◆ **DIRECTIVE**
Copy out every line that contains the word "охрана".

[Extracted data entries]
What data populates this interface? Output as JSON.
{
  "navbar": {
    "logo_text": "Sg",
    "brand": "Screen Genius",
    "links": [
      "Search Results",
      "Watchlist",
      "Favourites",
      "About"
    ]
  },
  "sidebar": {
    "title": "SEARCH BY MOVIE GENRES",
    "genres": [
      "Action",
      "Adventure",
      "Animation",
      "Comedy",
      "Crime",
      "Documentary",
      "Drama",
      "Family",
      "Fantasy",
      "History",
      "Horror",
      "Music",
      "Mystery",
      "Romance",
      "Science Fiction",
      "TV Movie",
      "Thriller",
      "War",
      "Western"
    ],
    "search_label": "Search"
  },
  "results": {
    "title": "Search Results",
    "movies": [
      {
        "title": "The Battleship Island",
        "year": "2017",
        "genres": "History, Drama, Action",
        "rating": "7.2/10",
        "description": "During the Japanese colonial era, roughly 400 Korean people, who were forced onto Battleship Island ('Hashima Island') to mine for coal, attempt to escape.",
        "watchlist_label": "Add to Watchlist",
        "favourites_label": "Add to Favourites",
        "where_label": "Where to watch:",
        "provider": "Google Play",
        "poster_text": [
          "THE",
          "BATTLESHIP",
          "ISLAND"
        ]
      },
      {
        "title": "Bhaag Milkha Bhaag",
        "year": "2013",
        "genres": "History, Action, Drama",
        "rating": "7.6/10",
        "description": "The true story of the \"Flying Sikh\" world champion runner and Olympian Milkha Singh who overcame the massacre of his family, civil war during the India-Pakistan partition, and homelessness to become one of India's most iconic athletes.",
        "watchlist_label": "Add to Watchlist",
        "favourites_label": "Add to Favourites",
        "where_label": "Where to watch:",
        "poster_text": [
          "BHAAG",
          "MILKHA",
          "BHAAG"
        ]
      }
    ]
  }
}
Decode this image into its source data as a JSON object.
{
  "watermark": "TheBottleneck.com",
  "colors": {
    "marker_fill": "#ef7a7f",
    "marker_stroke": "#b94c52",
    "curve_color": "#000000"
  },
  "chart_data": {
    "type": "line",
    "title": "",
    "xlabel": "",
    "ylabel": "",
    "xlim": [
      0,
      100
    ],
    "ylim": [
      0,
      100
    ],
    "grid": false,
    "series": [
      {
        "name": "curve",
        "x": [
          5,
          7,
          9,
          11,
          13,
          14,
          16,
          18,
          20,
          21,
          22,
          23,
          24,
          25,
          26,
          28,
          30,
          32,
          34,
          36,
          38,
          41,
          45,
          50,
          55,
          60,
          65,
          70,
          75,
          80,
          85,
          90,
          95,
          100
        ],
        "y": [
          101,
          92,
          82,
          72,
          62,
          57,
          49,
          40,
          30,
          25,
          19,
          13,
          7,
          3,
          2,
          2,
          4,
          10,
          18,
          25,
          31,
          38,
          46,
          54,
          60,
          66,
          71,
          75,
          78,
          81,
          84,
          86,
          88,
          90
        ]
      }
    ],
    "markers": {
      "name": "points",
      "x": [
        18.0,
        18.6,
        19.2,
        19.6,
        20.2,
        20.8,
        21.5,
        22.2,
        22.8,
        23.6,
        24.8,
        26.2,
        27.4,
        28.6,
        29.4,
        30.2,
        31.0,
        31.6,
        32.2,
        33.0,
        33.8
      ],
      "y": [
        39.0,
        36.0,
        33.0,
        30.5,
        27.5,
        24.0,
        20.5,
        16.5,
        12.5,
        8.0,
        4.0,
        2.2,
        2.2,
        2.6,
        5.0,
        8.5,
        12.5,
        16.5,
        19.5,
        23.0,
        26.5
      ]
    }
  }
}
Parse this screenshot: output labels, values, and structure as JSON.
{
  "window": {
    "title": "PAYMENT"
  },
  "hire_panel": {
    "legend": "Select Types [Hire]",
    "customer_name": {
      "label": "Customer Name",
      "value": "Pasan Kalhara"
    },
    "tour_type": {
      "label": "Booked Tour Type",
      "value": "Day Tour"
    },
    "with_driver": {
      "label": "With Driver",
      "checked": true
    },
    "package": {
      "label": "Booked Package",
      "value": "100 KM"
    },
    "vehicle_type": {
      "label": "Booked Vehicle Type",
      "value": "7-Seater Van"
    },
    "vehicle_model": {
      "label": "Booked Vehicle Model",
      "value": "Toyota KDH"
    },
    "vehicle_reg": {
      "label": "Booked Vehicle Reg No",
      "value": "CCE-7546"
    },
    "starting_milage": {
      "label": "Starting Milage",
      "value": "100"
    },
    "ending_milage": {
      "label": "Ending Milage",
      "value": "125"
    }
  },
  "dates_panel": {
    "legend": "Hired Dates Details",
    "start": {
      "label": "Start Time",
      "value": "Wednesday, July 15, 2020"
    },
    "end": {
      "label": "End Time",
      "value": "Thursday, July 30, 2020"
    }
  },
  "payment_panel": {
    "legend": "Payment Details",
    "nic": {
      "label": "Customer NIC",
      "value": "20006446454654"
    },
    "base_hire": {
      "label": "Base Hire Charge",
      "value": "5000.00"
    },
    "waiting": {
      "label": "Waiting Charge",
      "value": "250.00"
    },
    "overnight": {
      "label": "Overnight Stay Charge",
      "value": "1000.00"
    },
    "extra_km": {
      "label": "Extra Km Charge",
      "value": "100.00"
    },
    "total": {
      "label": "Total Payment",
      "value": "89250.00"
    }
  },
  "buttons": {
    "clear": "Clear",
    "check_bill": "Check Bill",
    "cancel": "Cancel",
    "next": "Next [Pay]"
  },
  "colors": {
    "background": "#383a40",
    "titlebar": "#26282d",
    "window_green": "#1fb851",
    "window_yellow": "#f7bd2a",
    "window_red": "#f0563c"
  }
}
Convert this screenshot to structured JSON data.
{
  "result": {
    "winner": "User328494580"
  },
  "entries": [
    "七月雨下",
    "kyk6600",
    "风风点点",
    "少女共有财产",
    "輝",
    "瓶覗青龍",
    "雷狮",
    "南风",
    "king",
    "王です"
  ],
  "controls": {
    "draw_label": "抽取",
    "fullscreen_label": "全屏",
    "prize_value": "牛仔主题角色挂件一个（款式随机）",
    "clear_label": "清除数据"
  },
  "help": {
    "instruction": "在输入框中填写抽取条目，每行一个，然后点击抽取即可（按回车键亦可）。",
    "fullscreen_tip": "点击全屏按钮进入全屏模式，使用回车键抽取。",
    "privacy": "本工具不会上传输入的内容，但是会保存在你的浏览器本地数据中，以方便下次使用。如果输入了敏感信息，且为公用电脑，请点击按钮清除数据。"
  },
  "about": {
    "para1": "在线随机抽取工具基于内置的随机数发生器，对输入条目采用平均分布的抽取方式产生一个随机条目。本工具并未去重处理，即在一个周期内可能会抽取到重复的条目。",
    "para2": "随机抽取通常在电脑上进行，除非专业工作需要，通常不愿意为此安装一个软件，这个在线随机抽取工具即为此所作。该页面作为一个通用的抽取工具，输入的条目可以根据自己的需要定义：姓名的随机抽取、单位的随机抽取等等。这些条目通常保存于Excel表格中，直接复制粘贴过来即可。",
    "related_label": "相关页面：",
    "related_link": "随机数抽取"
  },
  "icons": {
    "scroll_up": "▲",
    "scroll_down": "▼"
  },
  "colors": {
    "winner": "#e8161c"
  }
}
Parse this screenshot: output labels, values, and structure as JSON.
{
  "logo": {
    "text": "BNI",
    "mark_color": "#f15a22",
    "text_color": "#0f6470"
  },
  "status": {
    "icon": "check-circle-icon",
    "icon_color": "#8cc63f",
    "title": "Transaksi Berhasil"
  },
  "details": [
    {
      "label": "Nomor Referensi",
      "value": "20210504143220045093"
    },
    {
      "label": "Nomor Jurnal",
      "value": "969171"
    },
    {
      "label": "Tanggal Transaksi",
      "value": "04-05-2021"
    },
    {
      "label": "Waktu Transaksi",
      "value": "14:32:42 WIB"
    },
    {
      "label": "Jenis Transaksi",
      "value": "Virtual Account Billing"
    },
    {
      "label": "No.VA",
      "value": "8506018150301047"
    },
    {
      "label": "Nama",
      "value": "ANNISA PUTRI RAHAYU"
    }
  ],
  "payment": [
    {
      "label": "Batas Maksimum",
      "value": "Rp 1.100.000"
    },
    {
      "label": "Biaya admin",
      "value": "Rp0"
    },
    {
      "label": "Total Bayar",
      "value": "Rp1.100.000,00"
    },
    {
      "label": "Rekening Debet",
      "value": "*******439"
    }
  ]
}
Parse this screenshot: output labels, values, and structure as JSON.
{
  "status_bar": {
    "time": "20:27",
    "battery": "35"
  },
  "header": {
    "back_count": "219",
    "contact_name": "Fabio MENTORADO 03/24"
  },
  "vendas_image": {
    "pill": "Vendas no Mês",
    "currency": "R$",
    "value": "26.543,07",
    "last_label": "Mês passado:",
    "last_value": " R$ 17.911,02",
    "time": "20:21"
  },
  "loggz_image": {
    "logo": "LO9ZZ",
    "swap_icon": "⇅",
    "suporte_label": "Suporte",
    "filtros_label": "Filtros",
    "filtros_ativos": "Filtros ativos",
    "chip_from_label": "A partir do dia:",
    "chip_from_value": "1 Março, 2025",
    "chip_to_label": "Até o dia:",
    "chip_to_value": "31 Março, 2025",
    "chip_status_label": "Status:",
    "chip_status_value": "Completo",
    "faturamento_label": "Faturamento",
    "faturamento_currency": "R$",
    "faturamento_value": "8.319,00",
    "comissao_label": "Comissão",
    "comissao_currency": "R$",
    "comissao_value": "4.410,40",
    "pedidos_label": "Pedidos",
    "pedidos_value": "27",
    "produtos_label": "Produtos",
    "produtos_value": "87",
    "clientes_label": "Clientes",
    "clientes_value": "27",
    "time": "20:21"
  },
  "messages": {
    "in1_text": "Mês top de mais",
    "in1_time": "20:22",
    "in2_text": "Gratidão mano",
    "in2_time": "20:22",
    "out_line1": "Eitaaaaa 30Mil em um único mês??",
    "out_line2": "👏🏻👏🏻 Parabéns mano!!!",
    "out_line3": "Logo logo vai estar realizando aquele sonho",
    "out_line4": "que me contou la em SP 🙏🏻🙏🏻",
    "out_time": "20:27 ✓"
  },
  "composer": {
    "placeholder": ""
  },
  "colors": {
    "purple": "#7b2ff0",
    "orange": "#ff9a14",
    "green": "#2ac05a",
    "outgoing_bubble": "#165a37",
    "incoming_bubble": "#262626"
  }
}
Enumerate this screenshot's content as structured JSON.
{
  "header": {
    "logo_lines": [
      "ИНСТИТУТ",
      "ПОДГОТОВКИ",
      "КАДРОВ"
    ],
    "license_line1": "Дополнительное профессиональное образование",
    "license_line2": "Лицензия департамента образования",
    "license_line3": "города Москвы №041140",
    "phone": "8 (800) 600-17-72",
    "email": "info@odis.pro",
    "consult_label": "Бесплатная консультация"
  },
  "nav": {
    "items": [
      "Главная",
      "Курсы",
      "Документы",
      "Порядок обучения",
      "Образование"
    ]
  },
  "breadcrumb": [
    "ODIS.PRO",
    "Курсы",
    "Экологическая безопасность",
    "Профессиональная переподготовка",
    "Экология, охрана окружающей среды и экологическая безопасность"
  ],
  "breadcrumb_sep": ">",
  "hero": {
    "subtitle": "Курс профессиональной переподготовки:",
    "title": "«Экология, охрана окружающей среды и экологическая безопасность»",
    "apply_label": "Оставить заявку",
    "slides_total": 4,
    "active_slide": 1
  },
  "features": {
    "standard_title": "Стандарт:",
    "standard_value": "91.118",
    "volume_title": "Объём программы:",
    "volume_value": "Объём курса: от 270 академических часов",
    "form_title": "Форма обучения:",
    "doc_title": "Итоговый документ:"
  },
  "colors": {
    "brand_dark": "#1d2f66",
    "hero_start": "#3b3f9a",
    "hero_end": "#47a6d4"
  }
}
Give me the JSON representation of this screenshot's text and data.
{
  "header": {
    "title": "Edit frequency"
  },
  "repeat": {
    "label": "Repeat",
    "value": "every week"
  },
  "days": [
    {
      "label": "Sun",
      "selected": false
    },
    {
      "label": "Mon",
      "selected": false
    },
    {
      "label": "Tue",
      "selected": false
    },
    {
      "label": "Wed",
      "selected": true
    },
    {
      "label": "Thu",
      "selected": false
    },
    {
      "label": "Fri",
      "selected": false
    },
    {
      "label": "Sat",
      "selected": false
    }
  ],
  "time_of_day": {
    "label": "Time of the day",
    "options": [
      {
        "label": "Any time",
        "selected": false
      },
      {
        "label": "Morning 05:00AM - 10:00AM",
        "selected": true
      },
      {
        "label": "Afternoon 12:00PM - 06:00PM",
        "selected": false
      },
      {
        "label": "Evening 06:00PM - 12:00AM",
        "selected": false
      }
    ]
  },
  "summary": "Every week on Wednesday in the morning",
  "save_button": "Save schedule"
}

◆ **CORRECT RESPONSE**
    "Экология, охрана окружающей среды и экологическая безопасность"
    "title": "«Экология, охрана окружающей среды и экологическая безопасность»",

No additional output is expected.